> PASSAGE
1. Matt Chaput
  2. whoosh

Source

whoosh / src / whoosh / lang / snowball / hungarian.py

from whoosh.compat import u

class HungarianStemmer(object):

    """
    The Hungarian Snowball stemmer.

    :cvar __vowels: The Hungarian vowels.
    :type __vowels: unicode
    :cvar __digraphs: The Hungarian digraphs.
    :type __digraphs: tuple
    :cvar __double_consonants: The Hungarian double consonants.
    :type __double_consonants: tuple
    :cvar __step1_suffixes: Suffixes to be deleted in step 1 of the algorithm.
    :type __step1_suffixes: tuple
    :cvar __step2_suffixes: Suffixes to be deleted in step 2 of the algorithm.
    :type __step2_suffixes: tuple
    :cvar __step3_suffixes: Suffixes to be deleted in step 3 of the algorithm.
    :type __step3_suffixes: tuple
    :cvar __step4_suffixes: Suffixes to be deleted in step 4 of the algorithm.
    :type __step4_suffixes: tuple
    :cvar __step5_suffixes: Suffixes to be deleted in step 5 of the algorithm.
    :type __step5_suffixes: tuple
    :cvar __step6_suffixes: Suffixes to be deleted in step 6 of the algorithm.
    :type __step6_suffixes: tuple
    :cvar __step7_suffixes: Suffixes to be deleted in step 7 of the algorithm.
    :type __step7_suffixes: tuple
    :cvar __step8_suffixes: Suffixes to be deleted in step 8 of the algorithm.
    :type __step8_suffixes: tuple
    :cvar __step9_suffixes: Suffixes to be deleted in step 9 of the algorithm.

> INFORMATION SHOWN
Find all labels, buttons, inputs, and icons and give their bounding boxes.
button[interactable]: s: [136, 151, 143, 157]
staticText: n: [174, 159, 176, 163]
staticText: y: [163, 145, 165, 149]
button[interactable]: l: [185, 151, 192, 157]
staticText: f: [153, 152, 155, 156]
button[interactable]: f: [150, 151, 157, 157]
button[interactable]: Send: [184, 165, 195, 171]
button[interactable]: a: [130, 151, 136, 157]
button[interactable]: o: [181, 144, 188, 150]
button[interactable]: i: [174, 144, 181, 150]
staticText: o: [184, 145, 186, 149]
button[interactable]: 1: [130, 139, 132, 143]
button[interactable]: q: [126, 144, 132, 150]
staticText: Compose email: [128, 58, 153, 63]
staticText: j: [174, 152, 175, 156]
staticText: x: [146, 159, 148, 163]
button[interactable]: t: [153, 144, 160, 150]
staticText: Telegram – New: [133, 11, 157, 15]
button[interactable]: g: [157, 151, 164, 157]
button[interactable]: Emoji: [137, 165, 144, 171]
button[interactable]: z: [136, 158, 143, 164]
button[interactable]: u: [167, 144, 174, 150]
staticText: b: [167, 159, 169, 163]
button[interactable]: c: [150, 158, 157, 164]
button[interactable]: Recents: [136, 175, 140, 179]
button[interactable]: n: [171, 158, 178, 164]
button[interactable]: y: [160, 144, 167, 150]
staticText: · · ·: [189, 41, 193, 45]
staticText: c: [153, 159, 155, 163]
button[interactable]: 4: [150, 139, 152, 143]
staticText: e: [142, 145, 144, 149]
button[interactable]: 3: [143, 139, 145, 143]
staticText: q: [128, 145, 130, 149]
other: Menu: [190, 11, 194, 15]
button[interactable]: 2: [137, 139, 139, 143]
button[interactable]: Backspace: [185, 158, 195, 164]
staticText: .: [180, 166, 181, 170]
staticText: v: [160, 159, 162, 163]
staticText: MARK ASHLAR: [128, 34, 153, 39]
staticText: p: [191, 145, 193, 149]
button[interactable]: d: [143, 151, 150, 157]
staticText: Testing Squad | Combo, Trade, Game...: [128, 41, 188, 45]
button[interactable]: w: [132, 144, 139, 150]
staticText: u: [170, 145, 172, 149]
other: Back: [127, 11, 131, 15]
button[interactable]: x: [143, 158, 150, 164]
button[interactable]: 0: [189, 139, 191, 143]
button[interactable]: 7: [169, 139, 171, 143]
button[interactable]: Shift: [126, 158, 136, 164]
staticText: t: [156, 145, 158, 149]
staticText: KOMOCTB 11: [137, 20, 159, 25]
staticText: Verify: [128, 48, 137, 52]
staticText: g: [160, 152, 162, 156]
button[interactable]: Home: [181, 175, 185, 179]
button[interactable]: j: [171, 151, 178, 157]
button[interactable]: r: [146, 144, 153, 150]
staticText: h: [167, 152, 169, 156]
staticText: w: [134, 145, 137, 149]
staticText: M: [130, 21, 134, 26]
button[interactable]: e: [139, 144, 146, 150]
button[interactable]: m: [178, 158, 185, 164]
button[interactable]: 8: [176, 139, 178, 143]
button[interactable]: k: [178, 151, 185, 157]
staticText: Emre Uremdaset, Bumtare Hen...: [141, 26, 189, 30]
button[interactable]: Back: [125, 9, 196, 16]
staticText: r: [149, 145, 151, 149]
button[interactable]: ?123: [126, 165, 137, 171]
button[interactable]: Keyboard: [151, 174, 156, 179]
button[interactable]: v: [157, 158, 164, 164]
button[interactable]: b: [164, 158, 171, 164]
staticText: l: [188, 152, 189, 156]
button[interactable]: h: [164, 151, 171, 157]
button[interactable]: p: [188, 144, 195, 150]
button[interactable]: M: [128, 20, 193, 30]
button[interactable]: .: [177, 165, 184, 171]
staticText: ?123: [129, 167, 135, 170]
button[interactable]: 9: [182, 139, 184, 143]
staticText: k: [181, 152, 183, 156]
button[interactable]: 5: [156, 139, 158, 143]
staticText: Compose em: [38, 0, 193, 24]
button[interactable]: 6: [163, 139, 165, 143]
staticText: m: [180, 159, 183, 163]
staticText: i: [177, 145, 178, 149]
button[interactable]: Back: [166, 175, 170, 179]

> THE TASKS
1. From the file path in the stemmer source, list in order every directory name that comes before the file name.
2. Copy the stemmer source from the line with "from whoosh.compat import" through the line ending "1 of the algorithm.", and swap "unicode" for "str".

> RESPONSES TO THE EXERCISE
1. whoosh, src, whoosh, lang, snowball

2.
from whoosh.compat import u

class HungarianStemmer(object):

    """
    The Hungarian Snowball stemmer.

    :cvar __vowels: The Hungarian vowels.
    :type __vowels: str
    :cvar __digraphs: The Hungarian digraphs.
    :type __digraphs: tuple
    :cvar __double_consonants: The Hungarian double consonants.
    :type __double_consonants: tuple
    :cvar __step1_suffixes: Suffixes to be deleted in step 1 of the algorithm.